• **Instruksi**
A. Sebutkan semua istilah catur yang dipakai dalam perumpamaan pada tulisan tentang cara melihat Tuhan.
B. Tentukan apakah setiap pernyataan berikut sesuai dengan tulisan tentang cara melihat Tuhan, lalu jawab ya atau tidak disertai kutipan persis yang menjadi dasarnya: (i) perdebatan di kelas terjadi antara pemakalah dan beberapa audiens; (ii) tulisan ini dimaksudkan untuk membahas tema hewan yang dilarang atau dianjurkan untuk dibunuh; (iii) perdebatan tetap berlanjut setelah pemakalah memberikan jawabannya.

Cara Melihat Tuhan
Penulis teringat dengan salah satu diskusi di kelas, saat itu
terjadi perdebatan yang cukup seru antara pemakalah dengan beberapa audiens.
Jika tidak salah ingat, tema yang dibahas adalah tentang hadist-hadist
terkait dengan hewan-hewan yang tidak boleh dan sangat dianjurkan untuk di
bunuh. Namun, tulisan ini bukan dimaksudkan untuk membahas tema tersebut,
melainkan ada sesuatu – yang menurut penulis – menarik dari jawaban pemakalah
ketika ditanya tentang “kenapa hewan-hewan tersebut dilarang/dianjurkan untuk
dibunuh, dan kenapa tidak hewan ini atau itu, kenapa harus hewan yang ………, dst”.
Lantas, jawaban yang diberikan oleh pemakalah ialah sekurang-kurangnya seperti
ini, “untuk itu, kita tidak perlu bertanya kenapa, karena Islam sendiri itu
artinya tunduk, ketika al-Qur’an atau hadist mengatakan seperti itu, ya sudah
kita tunduk saja tanpa harus bertanya-tanya”. Seketika, perdebatan saat itu
berhenti ibarat skak-mat dalam permainan catur. Meskipun anda masih
punya pasukan yang lengkap, tapi raja yang anda miliki sudah di-skak, maka
percuma saja. Sama halnya ketika sedang berdiskusi, kemudian dijawab dengan
jawaban yang meskipun kita bisa membantah, tetap saja kita akan terdiam.

• **Catatan dari sebuah koleksi**

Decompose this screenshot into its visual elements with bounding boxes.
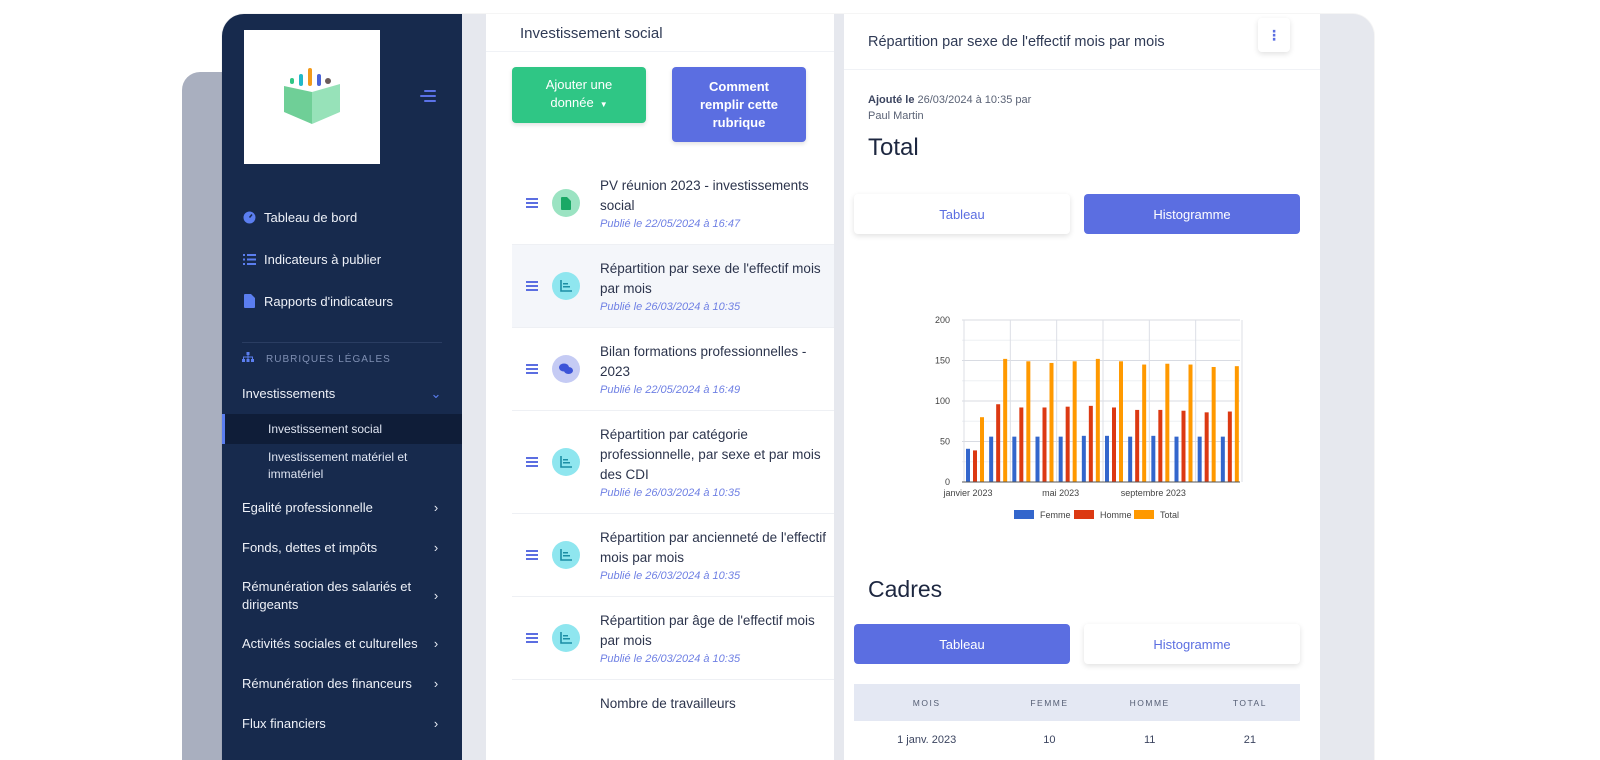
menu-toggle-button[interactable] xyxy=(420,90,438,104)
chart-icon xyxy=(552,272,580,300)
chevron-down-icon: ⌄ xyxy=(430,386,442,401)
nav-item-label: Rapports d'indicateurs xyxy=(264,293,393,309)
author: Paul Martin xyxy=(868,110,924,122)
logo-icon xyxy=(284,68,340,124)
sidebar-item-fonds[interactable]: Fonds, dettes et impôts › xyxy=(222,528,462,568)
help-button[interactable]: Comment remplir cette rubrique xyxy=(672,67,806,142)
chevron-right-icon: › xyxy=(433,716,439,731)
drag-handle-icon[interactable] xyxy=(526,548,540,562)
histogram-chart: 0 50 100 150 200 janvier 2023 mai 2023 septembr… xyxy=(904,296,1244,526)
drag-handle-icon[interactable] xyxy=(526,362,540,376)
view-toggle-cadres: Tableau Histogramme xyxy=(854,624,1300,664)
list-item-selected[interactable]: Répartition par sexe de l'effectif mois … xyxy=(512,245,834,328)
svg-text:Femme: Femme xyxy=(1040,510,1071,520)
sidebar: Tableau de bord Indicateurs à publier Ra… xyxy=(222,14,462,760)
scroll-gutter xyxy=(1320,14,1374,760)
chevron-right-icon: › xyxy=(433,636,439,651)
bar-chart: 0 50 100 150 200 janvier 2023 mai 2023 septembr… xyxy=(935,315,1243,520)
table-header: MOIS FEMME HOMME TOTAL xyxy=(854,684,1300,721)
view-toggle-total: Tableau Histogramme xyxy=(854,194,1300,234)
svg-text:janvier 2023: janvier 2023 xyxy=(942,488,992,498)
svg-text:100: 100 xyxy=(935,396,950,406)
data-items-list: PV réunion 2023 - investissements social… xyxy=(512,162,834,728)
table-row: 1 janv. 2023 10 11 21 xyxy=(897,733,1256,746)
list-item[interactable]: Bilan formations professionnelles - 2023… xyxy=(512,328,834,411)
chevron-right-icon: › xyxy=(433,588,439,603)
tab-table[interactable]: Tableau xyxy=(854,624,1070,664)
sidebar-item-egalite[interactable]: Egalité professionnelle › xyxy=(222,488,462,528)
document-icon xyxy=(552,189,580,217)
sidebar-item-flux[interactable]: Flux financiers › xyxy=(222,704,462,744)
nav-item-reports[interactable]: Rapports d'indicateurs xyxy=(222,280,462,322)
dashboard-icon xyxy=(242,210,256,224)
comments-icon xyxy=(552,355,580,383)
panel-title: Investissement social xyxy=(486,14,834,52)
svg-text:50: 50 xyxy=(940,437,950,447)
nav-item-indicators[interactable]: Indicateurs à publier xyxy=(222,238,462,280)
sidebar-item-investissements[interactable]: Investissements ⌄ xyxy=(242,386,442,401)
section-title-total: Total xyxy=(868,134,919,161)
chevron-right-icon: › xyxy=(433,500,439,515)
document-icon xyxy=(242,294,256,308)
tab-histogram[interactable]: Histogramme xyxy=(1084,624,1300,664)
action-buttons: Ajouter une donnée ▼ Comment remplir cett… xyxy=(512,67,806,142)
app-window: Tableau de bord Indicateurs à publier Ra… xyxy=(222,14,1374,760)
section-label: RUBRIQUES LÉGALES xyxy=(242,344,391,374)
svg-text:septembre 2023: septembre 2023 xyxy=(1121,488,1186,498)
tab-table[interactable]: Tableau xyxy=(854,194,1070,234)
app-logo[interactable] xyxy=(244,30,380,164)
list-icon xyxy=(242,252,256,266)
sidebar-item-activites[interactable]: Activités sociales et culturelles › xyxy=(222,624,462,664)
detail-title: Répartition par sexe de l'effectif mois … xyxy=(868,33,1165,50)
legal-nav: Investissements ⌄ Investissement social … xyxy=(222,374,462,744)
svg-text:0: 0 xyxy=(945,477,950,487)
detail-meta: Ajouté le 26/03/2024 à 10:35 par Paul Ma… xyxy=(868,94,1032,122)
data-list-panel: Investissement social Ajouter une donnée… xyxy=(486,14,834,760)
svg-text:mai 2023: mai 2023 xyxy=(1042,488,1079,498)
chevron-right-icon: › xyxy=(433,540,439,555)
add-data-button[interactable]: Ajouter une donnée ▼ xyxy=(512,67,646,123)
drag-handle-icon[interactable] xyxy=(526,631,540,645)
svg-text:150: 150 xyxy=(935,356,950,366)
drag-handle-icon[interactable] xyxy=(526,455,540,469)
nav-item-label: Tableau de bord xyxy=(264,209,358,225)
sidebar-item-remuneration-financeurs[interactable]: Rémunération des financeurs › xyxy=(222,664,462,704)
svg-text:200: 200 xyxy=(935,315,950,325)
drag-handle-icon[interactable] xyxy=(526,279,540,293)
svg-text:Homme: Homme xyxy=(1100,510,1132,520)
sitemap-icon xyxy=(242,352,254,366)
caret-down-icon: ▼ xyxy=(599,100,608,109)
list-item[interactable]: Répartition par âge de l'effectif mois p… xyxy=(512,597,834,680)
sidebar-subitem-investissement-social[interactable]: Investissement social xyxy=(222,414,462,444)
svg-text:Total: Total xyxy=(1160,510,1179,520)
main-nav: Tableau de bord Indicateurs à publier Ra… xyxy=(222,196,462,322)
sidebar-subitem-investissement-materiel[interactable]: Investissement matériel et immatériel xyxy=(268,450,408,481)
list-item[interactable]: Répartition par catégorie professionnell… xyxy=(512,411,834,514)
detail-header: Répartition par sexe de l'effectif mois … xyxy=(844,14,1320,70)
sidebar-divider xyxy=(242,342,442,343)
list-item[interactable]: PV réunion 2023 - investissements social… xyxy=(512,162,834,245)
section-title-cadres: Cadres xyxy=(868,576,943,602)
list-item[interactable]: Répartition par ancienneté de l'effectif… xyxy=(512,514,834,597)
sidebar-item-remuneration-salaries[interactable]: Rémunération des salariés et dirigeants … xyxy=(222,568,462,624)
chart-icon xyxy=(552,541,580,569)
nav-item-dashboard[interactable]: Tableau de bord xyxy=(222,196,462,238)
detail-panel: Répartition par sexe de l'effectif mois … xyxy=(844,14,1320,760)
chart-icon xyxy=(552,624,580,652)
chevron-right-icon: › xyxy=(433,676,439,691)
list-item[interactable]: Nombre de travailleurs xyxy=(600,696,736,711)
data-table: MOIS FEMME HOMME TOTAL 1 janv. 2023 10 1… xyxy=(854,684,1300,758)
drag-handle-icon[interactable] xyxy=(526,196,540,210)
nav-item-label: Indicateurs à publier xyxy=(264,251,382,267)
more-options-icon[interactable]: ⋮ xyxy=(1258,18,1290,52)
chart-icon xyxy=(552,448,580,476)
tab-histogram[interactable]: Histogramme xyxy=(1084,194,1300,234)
* * *
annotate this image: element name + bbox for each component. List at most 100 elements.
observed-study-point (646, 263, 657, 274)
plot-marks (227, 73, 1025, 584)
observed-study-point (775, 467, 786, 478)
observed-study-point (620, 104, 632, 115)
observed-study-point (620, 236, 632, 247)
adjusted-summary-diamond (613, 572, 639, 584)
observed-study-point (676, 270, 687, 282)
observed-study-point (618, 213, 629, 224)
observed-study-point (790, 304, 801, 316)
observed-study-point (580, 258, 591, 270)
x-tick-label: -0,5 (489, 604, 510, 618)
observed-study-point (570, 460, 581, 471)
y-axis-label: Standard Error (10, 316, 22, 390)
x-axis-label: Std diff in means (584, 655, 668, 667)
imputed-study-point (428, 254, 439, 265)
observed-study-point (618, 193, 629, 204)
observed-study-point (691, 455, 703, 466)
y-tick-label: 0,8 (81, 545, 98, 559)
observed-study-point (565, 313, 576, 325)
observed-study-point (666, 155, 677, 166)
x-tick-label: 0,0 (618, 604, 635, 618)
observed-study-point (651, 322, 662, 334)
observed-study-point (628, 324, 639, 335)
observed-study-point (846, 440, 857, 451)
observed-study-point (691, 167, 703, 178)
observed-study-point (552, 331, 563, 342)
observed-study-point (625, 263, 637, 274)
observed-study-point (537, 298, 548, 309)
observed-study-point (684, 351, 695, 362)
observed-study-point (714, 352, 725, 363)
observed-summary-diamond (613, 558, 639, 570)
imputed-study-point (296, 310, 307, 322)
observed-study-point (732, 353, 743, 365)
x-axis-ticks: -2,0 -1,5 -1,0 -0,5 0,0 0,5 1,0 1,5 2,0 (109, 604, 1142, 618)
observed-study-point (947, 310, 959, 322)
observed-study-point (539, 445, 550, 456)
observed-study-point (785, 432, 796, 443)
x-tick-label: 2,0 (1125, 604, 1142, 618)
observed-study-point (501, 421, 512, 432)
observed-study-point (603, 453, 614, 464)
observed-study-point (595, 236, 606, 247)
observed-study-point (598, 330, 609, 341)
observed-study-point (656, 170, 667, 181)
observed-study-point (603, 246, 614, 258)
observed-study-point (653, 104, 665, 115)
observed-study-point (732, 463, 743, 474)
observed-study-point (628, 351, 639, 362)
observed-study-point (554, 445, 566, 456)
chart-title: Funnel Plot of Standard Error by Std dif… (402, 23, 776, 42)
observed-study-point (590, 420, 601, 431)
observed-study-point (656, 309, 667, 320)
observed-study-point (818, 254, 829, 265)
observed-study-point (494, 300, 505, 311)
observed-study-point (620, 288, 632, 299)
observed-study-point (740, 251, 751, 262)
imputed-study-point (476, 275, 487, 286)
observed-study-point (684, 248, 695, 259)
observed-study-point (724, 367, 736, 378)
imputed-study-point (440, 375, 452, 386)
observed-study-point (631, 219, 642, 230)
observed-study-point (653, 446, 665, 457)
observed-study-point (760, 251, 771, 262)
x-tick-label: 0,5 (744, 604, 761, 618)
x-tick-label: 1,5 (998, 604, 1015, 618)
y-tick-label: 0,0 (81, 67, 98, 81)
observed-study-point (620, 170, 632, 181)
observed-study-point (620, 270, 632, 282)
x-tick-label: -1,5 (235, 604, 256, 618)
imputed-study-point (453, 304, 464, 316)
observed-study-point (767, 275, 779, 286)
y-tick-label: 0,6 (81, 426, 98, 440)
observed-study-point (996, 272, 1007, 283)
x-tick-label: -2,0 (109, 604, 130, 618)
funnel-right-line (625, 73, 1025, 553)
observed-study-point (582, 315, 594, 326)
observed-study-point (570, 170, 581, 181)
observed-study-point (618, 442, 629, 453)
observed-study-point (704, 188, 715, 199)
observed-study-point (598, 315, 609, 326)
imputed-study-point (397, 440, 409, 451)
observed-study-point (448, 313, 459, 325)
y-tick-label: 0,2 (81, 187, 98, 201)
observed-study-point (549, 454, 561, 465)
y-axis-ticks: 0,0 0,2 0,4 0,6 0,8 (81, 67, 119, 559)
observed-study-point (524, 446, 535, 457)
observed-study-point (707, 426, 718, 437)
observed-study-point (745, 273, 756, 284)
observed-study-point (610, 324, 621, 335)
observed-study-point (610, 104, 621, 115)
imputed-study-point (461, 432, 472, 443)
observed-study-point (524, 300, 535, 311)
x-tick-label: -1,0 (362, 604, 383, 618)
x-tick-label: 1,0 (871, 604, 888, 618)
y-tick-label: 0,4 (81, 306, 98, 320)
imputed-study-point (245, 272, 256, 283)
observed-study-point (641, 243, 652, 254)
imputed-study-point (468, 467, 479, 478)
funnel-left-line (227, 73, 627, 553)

• **Jawaban Berurutan**
A. skak-mat, pasukan, raja, di-skak

B.
(i) Ya: "terjadi perdebatan yang cukup seru antara pemakalah dengan beberapa audiens"
(ii) Tidak: "tulisan ini bukan dimaksudkan untuk membahas tema tersebut"
(iii) Tidak: "Seketika, perdebatan saat itu berhenti"